WHAT TO DO: Reproduce each of the lines word for word.

DATA ROWS:
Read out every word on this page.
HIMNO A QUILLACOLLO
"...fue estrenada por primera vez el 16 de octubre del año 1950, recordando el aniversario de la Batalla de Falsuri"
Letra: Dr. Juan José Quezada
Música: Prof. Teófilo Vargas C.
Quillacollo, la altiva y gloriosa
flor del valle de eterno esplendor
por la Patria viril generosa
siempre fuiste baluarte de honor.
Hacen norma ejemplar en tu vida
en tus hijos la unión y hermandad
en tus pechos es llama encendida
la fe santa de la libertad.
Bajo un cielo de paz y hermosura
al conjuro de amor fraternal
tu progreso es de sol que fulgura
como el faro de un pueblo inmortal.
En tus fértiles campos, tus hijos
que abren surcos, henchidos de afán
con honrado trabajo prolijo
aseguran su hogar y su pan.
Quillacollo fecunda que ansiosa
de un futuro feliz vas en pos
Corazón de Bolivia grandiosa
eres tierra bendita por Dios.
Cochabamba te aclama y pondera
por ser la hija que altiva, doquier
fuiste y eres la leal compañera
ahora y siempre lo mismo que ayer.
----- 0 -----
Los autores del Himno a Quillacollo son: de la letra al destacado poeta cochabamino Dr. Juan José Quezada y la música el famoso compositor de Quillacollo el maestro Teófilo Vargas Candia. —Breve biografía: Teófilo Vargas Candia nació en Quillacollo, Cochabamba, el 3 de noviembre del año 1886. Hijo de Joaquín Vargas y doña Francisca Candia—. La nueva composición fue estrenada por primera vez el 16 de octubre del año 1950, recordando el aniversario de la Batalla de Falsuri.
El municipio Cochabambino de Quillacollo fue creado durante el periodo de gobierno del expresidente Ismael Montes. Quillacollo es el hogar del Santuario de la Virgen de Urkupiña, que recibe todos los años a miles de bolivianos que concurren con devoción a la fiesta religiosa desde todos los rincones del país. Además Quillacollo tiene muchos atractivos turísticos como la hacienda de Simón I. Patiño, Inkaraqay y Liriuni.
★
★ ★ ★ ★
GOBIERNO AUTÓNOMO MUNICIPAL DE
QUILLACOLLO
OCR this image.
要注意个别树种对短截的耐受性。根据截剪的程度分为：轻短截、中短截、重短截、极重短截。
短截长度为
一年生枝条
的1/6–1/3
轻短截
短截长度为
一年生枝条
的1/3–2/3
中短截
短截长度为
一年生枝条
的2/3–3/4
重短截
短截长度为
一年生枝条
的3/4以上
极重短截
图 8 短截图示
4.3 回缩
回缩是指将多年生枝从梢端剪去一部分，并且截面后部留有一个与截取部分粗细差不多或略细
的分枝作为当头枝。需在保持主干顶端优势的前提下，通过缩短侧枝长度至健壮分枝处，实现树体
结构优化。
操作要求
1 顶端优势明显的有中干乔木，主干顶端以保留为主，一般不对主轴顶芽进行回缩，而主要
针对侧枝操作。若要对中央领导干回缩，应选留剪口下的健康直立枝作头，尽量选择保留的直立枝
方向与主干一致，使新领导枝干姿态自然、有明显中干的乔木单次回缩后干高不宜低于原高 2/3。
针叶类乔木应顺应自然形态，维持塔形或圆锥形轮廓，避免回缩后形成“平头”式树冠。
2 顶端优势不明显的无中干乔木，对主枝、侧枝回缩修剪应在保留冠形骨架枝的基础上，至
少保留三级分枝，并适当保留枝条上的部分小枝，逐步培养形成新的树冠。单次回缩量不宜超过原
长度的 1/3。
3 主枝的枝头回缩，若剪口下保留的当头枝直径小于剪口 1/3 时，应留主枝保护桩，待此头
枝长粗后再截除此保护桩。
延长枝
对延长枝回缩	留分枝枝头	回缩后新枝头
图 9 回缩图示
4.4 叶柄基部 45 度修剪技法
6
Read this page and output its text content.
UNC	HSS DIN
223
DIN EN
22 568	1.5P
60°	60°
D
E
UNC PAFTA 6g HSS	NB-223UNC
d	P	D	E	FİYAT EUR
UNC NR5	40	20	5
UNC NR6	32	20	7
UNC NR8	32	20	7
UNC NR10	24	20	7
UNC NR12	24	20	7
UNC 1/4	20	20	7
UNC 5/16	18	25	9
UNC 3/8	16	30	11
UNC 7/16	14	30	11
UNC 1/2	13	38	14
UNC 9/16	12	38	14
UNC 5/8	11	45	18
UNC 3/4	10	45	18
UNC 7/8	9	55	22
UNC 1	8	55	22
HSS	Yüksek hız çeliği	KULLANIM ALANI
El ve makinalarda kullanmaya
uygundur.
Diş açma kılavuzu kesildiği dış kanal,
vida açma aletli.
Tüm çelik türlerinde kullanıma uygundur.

WRITTEN ANSWER:
Read out every word on this page.
HIMNO A QUILLACOLLO
"...fue estrenada por primera vez el 16 de octubre del año 1950, recordando el aniversario de la Batalla de Falsuri"
Letra: Dr. Juan José Quezada
Música: Prof. Teófilo Vargas C.
Quillacollo, la altiva y gloriosa
flor del valle de eterno esplendor
por la Patria viril generosa
siempre fuiste baluarte de honor.
Hacen norma ejemplar en tu vida
en tus hijos la unión y hermandad
en tus pechos es llama encendida
la fe santa de la libertad.
Bajo un cielo de paz y hermosura
al conjuro de amor fraternal
tu progreso es de sol que fulgura
como el faro de un pueblo inmortal.
En tus fértiles campos, tus hijos
que abren surcos, henchidos de afán
con honrado trabajo prolijo
aseguran su hogar y su pan.
Quillacollo fecunda que ansiosa
de un futuro feliz vas en pos
Corazón de Bolivia grandiosa
eres tierra bendita por Dios.
Cochabamba te aclama y pondera
por ser la hija que altiva, doquier
fuiste y eres la leal compañera
ahora y siempre lo mismo que ayer.
----- 0 -----
Los autores del Himno a Quillacollo son: de la letra al destacado poeta cochabamino Dr. Juan José Quezada y la música el famoso compositor de Quillacollo el maestro Teófilo Vargas Candia. —Breve biografía: Teófilo Vargas Candia nació en Quillacollo, Cochabamba, el 3 de noviembre del año 1886. Hijo de Joaquín Vargas y doña Francisca Candia—. La nueva composición fue estrenada por primera vez el 16 de octubre del año 1950, recordando el aniversario de la Batalla de Falsuri.
El municipio Cochabambino de Quillacollo fue creado durante el periodo de gobierno del expresidente Ismael Montes. Quillacollo es el hogar del Santuario de la Virgen de Urkupiña, que recibe todos los años a miles de bolivianos que concurren con devoción a la fiesta religiosa desde todos los rincones del país. Además Quillacollo tiene muchos atractivos turísticos como la hacienda de Simón I. Patiño, Inkaraqay y Liriuni.
★
★ ★ ★ ★
GOBIERNO AUTÓNOMO MUNICIPAL DE
QUILLACOLLO
OCR this image.
要注意个别树种对短截的耐受性。根据截剪的程度分为：轻短截、中短截、重短截、极重短截。
短截长度为
一年生枝条
的1/6–1/3
轻短截
短截长度为
一年生枝条
的1/3–2/3
中短截
短截长度为
一年生枝条
的2/3–3/4
重短截
短截长度为
一年生枝条
的3/4以上
极重短截
图 8 短截图示
4.3 回缩
回缩是指将多年生枝从梢端剪去一部分，并且截面后部留有一个与截取部分粗细差不多或略细
的分枝作为当头枝。需在保持主干顶端优势的前提下，通过缩短侧枝长度至健壮分枝处，实现树体
结构优化。
操作要求
1 顶端优势明显的有中干乔木，主干顶端以保留为主，一般不对主轴顶芽进行回缩，而主要
针对侧枝操作。若要对中央领导干回缩，应选留剪口下的健康直立枝作头，尽量选择保留的直立枝
方向与主干一致，使新领导枝干姿态自然、有明显中干的乔木单次回缩后干高不宜低于原高 2/3。
针叶类乔木应顺应自然形态，维持塔形或圆锥形轮廓，避免回缩后形成“平头”式树冠。
2 顶端优势不明显的无中干乔木，对主枝、侧枝回缩修剪应在保留冠形骨架枝的基础上，至
少保留三级分枝，并适当保留枝条上的部分小枝，逐步培养形成新的树冠。单次回缩量不宜超过原
长度的 1/3。
3 主枝的枝头回缩，若剪口下保留的当头枝直径小于剪口 1/3 时，应留主枝保护桩，待此头
枝长粗后再截除此保护桩。
延长枝
对延长枝回缩	留分枝枝头	回缩后新枝头
图 9 回缩图示
4.4 叶柄基部 45 度修剪技法
6
Read this page and output its text content.
UNC	HSS DIN
223
DIN EN
22 568	1.5P
60°	60°
D
E
UNC PAFTA 6g HSS	NB-223UNC
d	P	D	E	FİYAT EUR
UNC NR5	40	20	5
UNC NR6	32	20	7
UNC NR8	32	20	7
UNC NR10	24	20	7
UNC NR12	24	20	7
UNC 1/4	20	20	7
UNC 5/16	18	25	9
UNC 3/8	16	30	11
UNC 7/16	14	30	11
UNC 1/2	13	38	14
UNC 9/16	12	38	14
UNC 5/8	11	45	18
UNC 3/4	10	45	18
UNC 7/8	9	55	22
UNC 1	8	55	22
HSS	Yüksek hız çeliği	KULLANIM ALANI
El ve makinalarda kullanmaya
uygundur.
Diş açma kılavuzu kesildiği dış kanal,
vida açma aletli.
Tüm çelik türlerinde kullanıma uygundur.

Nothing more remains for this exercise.